TASK DIRECTIONS
Gather up every line from the entries below that uses the word "event".

** begin INPUT DATA **

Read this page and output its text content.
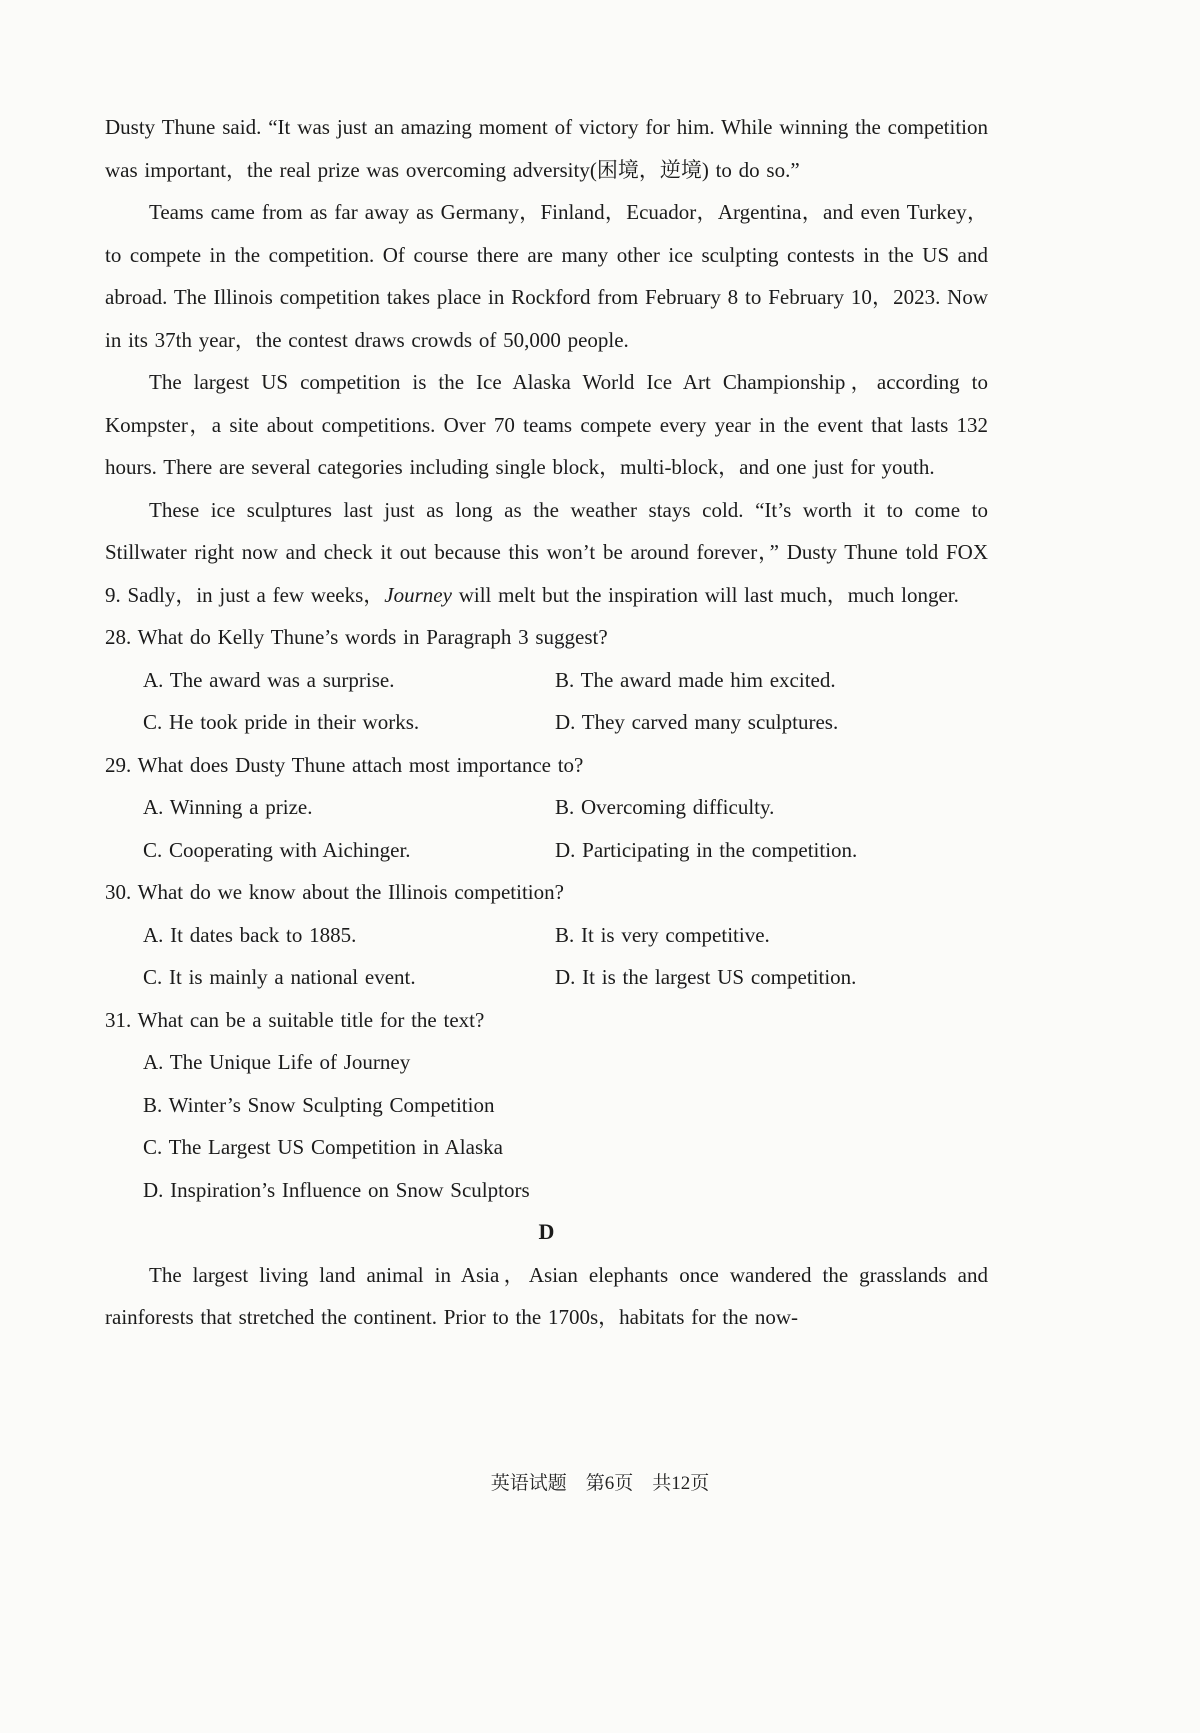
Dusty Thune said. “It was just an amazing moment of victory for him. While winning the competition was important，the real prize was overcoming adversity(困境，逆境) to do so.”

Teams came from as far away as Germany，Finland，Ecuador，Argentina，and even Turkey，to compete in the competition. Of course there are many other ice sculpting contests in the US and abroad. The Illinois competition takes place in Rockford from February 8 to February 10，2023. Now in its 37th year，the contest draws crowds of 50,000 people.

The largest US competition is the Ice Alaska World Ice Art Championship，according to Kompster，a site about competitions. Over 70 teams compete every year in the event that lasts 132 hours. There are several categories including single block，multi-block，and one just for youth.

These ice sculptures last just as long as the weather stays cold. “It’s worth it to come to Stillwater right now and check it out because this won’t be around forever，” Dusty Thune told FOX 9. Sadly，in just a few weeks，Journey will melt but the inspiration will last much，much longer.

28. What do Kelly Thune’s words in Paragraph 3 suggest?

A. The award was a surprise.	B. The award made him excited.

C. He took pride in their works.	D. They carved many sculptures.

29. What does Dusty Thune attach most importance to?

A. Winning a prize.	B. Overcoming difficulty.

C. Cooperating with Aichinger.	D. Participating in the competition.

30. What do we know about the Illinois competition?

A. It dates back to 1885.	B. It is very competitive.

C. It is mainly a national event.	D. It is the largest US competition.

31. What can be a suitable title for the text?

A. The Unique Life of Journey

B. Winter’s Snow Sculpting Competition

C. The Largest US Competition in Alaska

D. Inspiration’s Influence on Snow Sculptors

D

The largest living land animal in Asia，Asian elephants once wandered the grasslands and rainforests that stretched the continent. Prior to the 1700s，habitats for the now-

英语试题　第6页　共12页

** end INPUT DATA **
** begin INPUT DATA **

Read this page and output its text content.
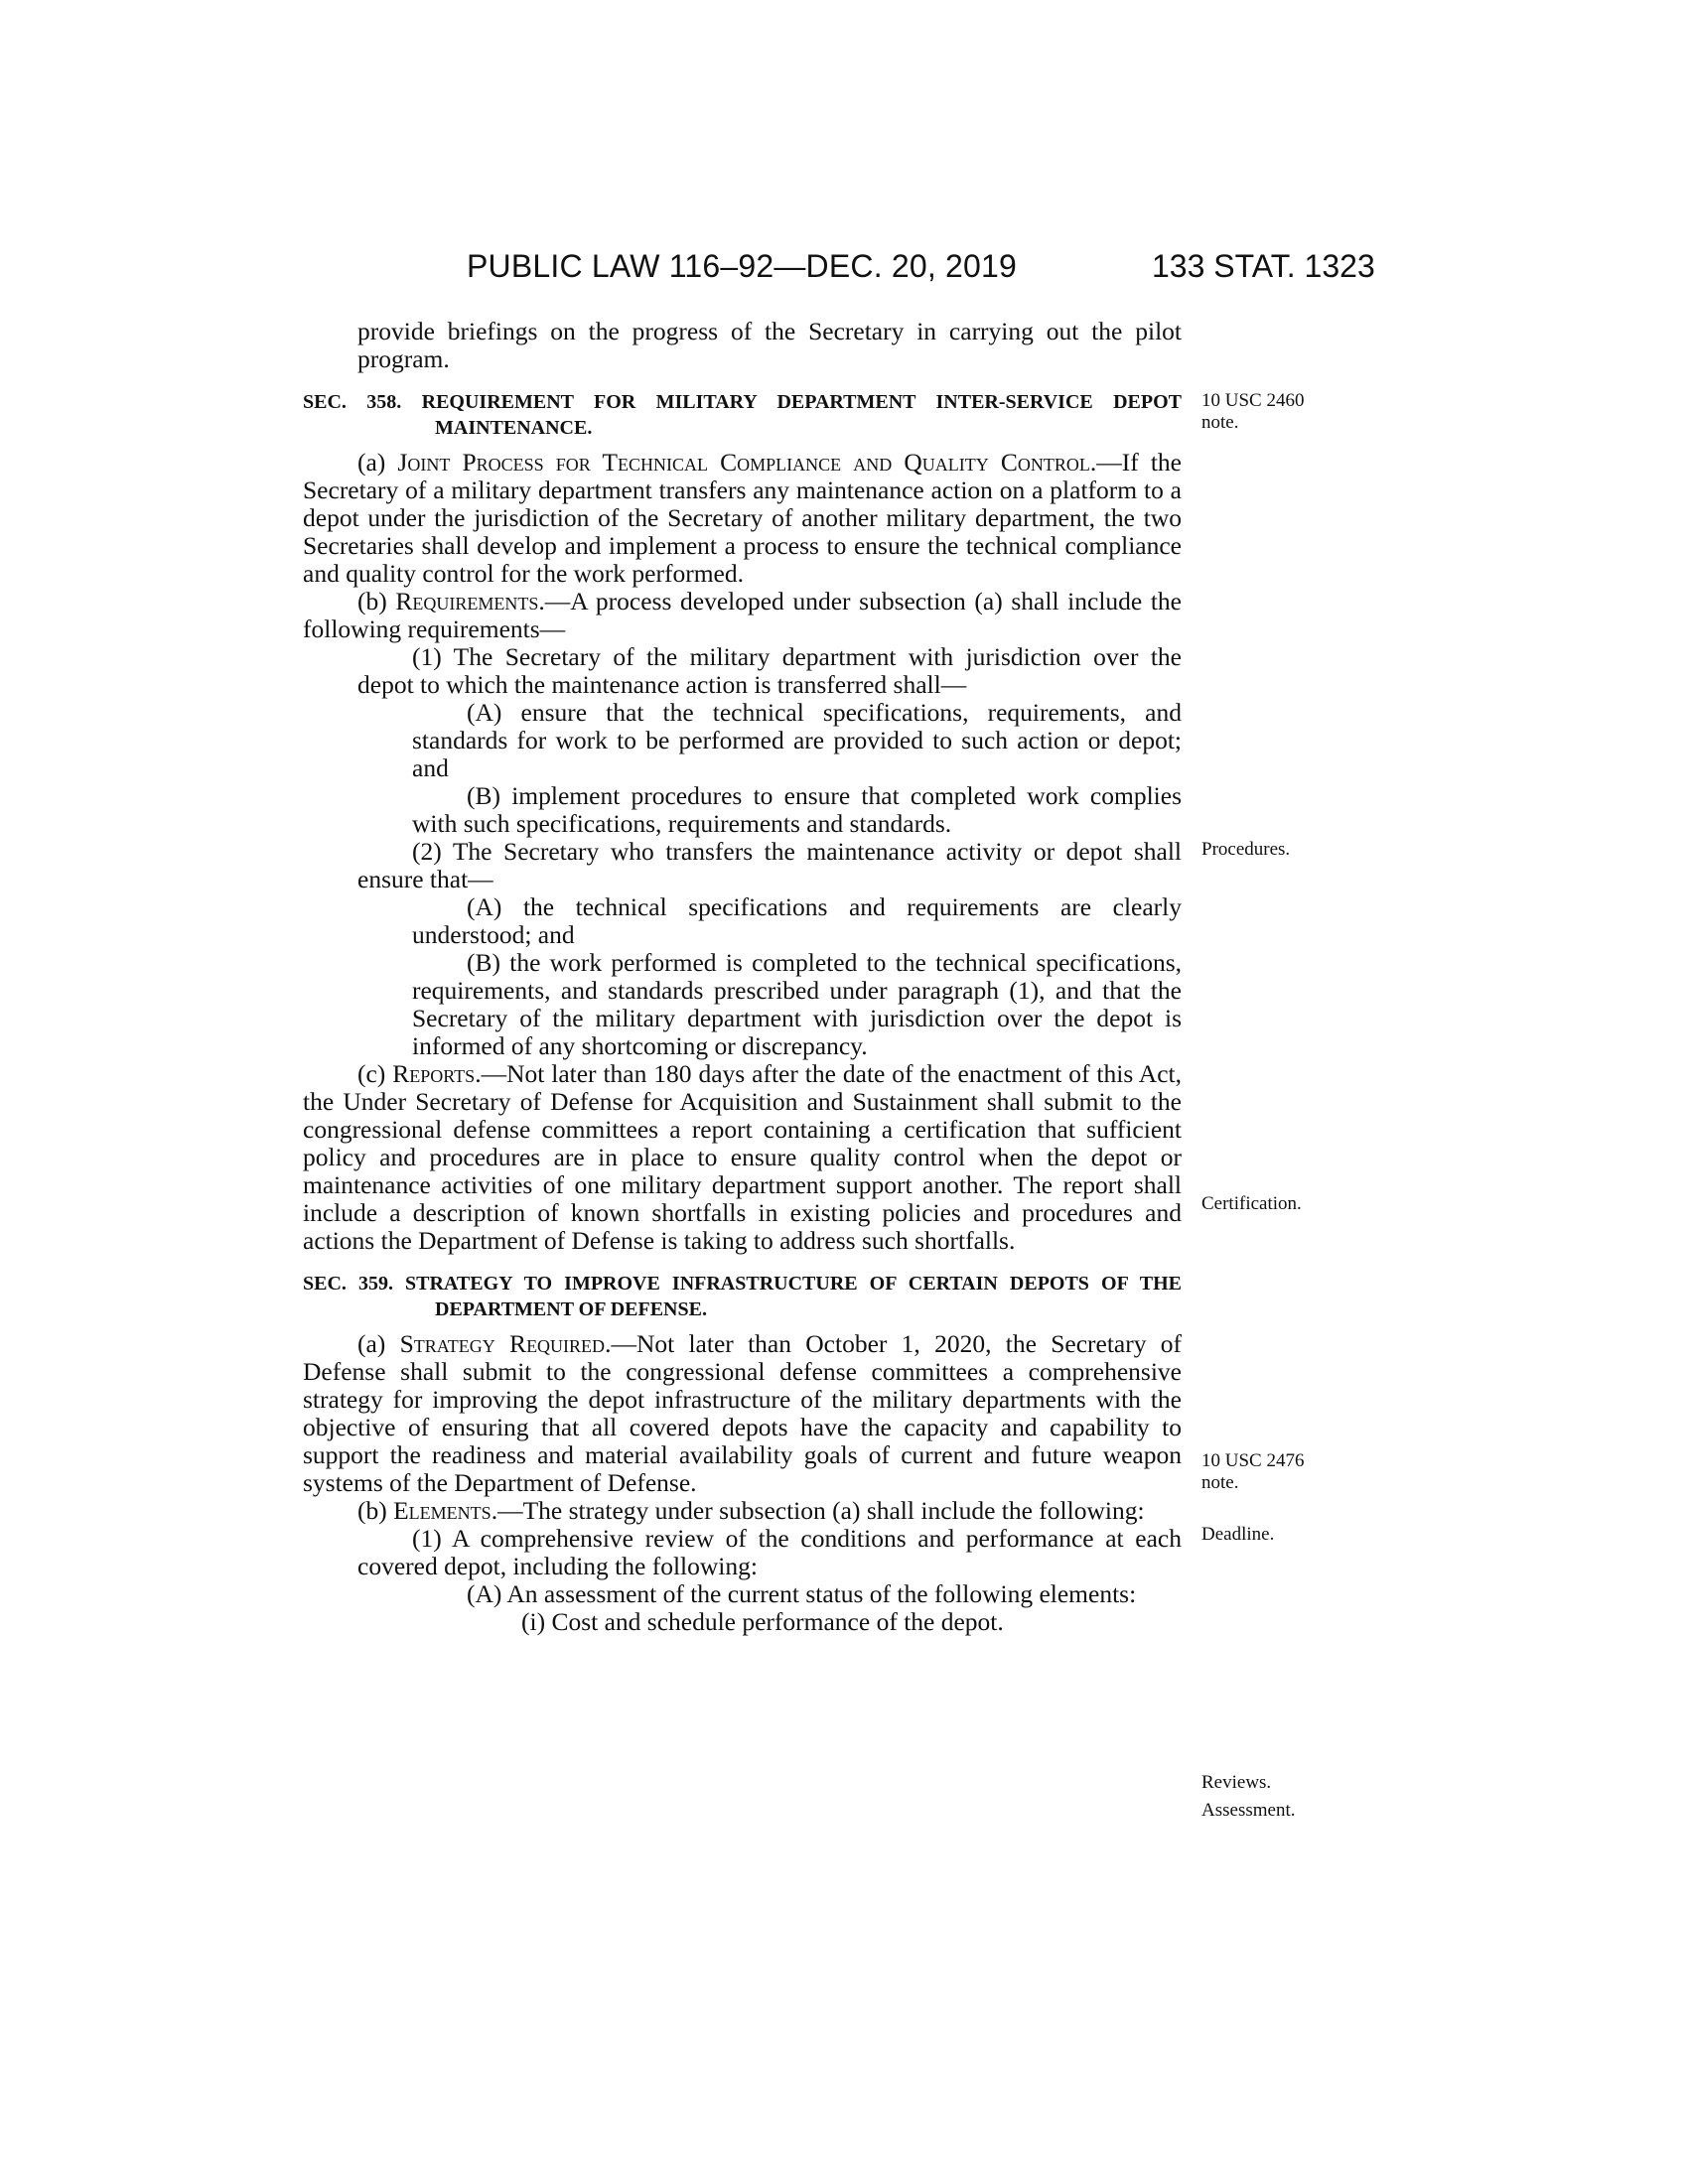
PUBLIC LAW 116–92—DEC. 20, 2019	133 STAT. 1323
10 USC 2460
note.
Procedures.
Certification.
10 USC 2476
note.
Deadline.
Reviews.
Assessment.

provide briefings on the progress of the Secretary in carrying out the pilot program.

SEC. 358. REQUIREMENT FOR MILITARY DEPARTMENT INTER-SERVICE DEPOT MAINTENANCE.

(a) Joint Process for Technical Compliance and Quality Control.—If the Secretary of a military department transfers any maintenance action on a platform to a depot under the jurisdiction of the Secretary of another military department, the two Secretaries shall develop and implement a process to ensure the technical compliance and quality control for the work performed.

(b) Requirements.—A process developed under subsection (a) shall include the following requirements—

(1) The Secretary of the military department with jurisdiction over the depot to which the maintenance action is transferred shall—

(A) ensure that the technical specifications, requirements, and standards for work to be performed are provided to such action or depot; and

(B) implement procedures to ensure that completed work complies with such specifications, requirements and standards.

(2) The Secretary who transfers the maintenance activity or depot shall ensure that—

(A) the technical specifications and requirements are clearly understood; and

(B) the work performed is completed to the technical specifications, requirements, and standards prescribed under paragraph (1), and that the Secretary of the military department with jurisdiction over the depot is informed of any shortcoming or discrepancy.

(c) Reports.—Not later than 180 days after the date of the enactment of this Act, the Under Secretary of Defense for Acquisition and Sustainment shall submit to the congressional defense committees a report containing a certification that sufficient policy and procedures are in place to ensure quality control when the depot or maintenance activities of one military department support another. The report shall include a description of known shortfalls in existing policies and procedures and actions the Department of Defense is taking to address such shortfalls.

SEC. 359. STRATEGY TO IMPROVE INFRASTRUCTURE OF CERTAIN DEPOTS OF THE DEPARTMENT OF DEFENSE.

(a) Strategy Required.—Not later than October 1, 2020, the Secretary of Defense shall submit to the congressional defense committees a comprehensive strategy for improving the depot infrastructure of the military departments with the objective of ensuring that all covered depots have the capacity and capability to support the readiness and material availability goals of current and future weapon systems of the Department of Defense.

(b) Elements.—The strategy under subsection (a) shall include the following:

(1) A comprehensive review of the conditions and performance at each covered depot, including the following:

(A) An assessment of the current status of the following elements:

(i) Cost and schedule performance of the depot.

** end INPUT DATA **
** begin INPUT DATA **

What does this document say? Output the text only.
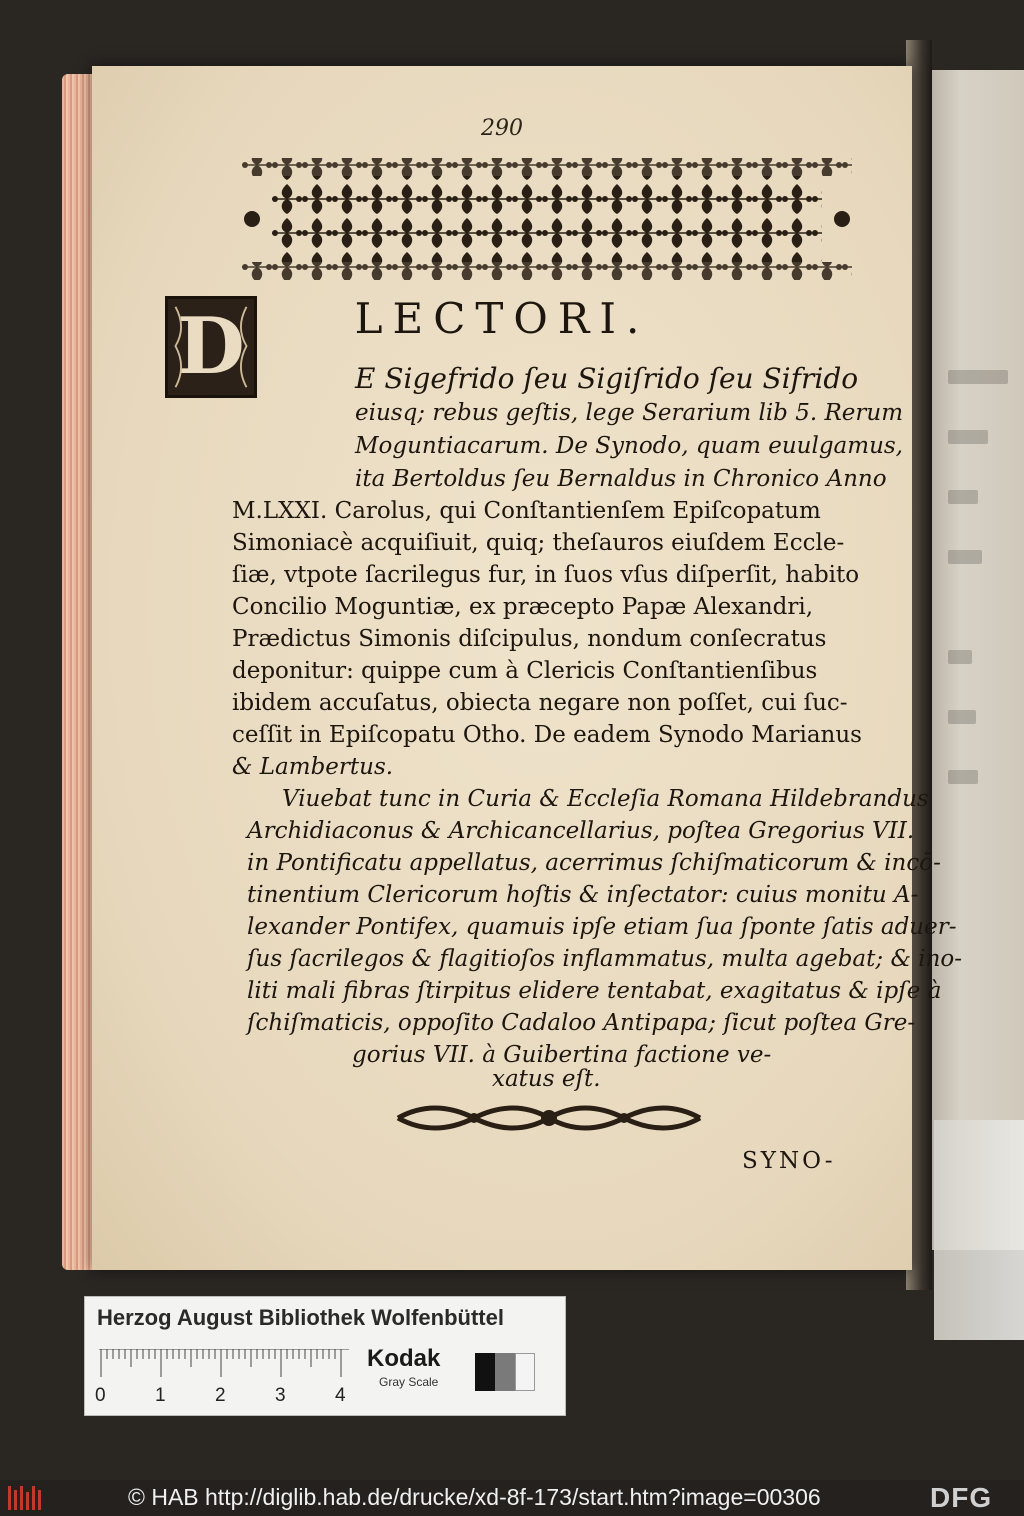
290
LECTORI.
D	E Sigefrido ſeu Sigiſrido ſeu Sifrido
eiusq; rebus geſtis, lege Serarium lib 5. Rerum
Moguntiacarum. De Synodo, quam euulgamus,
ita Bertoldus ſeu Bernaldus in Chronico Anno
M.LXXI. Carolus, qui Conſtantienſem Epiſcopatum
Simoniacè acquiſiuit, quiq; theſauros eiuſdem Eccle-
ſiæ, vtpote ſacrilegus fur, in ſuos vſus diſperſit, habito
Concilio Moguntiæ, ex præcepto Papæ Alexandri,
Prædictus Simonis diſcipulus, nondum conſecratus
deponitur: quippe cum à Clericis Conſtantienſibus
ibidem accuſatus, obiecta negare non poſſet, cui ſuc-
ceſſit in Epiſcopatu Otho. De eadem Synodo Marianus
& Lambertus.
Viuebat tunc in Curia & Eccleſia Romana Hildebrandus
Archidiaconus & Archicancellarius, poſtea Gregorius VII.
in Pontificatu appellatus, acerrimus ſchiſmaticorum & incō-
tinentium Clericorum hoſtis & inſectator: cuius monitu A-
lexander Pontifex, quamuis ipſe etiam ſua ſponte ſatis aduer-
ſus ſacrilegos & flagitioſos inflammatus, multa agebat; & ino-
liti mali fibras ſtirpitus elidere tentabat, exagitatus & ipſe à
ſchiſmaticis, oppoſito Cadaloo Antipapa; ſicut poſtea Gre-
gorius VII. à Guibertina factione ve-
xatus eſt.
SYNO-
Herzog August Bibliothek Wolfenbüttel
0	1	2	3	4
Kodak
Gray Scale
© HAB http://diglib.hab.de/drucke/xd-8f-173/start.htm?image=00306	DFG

** end INPUT DATA **

CORRECT RESULT
The largest US competition is the Ice Alaska World Ice Art Championship，according to Kompster，a site about competitions. Over 70 teams compete every year in the event that lasts 132 hours. There are several categories including single block，multi-block，and one just for youth.
C. It is mainly a national event.	D. It is the largest US competition.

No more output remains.